*EXERCISE DESCRIPTION:* Each line containing the word "носа" needs to be copied.

*GIVEN RECORDS:*
————————
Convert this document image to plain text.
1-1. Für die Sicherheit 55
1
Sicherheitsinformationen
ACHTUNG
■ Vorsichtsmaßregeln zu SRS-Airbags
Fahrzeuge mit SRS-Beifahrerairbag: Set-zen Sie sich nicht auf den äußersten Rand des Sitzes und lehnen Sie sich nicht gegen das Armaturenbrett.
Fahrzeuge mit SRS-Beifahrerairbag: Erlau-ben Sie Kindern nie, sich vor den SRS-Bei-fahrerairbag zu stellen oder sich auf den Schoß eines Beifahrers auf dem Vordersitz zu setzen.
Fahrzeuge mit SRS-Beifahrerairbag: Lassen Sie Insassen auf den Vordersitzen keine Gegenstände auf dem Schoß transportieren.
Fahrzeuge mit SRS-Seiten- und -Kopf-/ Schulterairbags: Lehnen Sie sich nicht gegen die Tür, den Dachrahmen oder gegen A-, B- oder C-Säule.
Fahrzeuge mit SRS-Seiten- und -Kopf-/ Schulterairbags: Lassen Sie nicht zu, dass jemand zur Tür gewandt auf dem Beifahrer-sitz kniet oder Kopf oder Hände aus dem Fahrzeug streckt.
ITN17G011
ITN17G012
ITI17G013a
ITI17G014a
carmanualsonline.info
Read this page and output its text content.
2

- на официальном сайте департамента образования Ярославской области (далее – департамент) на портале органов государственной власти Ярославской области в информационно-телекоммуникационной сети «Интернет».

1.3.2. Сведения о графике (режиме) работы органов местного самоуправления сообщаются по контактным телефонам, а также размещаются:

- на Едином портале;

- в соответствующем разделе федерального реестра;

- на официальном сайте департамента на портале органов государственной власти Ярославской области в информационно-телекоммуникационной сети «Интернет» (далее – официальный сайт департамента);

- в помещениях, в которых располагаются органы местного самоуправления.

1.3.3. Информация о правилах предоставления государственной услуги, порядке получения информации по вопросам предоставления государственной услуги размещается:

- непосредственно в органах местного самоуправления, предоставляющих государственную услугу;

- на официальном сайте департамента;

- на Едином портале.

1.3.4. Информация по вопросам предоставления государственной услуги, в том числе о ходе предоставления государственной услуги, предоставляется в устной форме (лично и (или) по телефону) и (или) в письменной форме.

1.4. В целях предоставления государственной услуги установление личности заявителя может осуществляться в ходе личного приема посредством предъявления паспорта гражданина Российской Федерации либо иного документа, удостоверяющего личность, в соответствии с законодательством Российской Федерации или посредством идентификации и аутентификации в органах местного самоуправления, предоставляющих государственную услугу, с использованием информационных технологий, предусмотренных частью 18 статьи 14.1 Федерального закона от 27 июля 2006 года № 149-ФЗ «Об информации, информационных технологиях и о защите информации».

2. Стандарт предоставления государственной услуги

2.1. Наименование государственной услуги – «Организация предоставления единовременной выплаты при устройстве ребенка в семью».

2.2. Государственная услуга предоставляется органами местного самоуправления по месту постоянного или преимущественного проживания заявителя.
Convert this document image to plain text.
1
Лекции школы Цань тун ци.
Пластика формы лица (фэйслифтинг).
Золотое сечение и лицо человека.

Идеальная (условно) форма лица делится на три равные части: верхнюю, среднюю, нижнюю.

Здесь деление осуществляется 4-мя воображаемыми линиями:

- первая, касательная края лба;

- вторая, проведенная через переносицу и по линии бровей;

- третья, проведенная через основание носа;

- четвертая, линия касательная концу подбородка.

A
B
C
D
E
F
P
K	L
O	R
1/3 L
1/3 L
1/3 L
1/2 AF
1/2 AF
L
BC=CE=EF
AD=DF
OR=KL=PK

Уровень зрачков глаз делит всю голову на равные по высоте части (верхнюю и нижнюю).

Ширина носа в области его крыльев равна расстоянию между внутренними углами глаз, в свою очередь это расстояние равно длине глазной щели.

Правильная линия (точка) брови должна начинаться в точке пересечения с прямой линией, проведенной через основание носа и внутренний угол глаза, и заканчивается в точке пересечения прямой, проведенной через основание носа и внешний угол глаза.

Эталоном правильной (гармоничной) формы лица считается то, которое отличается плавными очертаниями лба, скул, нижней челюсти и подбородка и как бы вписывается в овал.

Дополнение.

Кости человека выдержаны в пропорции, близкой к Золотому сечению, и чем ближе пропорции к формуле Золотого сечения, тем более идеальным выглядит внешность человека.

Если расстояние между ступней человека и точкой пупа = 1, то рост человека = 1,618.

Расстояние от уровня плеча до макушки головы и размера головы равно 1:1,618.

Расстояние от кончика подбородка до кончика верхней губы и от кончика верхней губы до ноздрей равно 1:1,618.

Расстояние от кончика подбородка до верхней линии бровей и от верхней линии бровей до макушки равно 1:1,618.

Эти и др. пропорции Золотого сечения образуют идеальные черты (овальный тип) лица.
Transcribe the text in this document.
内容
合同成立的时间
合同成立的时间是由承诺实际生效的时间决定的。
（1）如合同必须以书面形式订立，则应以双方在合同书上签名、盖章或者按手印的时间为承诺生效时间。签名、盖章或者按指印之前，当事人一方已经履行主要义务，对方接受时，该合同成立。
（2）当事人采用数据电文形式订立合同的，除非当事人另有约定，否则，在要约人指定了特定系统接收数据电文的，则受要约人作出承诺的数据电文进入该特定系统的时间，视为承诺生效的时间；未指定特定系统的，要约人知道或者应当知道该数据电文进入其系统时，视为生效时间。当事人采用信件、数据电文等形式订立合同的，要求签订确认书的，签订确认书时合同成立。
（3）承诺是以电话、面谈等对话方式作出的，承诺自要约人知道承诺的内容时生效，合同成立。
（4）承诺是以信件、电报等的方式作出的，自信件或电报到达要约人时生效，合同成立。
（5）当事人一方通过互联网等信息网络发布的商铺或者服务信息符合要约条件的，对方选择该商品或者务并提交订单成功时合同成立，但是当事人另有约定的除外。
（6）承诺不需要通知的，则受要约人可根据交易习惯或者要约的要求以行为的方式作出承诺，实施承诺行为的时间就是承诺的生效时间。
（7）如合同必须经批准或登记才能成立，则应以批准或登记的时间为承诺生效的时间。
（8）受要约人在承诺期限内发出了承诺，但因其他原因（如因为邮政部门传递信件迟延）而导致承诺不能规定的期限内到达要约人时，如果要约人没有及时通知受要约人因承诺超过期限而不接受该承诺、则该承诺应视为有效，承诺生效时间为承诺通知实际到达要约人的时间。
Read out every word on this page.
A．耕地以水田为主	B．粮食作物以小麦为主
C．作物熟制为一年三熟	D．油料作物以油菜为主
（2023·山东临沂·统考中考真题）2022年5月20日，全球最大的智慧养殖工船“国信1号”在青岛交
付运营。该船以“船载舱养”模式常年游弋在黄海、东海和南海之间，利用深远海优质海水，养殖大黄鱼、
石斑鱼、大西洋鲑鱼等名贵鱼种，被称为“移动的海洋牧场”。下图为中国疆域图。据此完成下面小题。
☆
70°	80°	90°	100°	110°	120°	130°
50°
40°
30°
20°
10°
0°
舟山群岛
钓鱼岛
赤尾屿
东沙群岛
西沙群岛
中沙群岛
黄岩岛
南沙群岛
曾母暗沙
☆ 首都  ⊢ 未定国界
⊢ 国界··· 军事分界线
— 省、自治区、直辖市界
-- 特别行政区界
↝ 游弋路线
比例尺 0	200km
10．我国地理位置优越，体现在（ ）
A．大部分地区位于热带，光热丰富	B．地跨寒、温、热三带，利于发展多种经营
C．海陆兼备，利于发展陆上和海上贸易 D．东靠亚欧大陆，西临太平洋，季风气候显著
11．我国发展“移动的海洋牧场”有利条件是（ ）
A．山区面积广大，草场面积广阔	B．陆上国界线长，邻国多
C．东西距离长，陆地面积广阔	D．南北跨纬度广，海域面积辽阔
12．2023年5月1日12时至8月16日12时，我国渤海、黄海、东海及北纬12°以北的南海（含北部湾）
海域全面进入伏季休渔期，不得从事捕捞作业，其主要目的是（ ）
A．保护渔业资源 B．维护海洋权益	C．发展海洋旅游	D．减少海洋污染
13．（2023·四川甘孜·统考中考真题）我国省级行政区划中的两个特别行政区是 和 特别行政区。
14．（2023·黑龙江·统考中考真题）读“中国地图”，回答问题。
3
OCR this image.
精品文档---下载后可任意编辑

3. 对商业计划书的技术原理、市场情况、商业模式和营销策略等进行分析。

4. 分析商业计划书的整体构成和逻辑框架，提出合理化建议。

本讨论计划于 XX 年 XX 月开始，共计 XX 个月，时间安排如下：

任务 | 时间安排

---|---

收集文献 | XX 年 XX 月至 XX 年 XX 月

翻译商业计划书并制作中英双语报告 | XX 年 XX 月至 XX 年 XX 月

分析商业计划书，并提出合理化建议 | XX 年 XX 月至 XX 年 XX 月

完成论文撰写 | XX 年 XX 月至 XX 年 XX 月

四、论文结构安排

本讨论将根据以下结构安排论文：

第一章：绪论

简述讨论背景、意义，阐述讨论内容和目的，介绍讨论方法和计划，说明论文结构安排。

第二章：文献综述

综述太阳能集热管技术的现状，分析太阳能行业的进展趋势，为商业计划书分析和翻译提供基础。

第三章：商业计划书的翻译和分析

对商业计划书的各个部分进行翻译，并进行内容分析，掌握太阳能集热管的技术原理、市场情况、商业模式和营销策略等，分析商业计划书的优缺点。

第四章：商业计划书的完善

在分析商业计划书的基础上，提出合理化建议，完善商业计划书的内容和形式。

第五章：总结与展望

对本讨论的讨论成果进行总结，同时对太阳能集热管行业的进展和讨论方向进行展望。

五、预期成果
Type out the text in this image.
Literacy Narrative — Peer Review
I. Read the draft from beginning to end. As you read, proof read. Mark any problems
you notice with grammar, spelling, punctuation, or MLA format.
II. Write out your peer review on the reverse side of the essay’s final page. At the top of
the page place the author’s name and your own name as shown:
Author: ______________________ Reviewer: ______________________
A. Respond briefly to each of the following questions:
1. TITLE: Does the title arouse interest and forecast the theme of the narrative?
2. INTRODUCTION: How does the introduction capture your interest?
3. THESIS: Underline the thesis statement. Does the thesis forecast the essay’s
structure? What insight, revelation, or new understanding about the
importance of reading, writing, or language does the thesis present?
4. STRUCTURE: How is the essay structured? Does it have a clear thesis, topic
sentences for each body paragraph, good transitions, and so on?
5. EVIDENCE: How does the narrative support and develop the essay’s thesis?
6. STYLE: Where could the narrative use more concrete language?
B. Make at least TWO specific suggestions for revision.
————————
*WRITTEN SOLUTION:*
- третья, проведенная через основание носа;
Ширина носа в области его крыльев равна расстоянию между внутренними углами глаз, в свою очередь это расстояние равно длине глазной щели.
Правильная линия (точка) брови должна начинаться в точке пересечения с прямой линией, проведенной через основание носа и внутренний угол глаза, и заканчивается в точке пересечения прямой, проведенной через основание носа и внешний угол глаза.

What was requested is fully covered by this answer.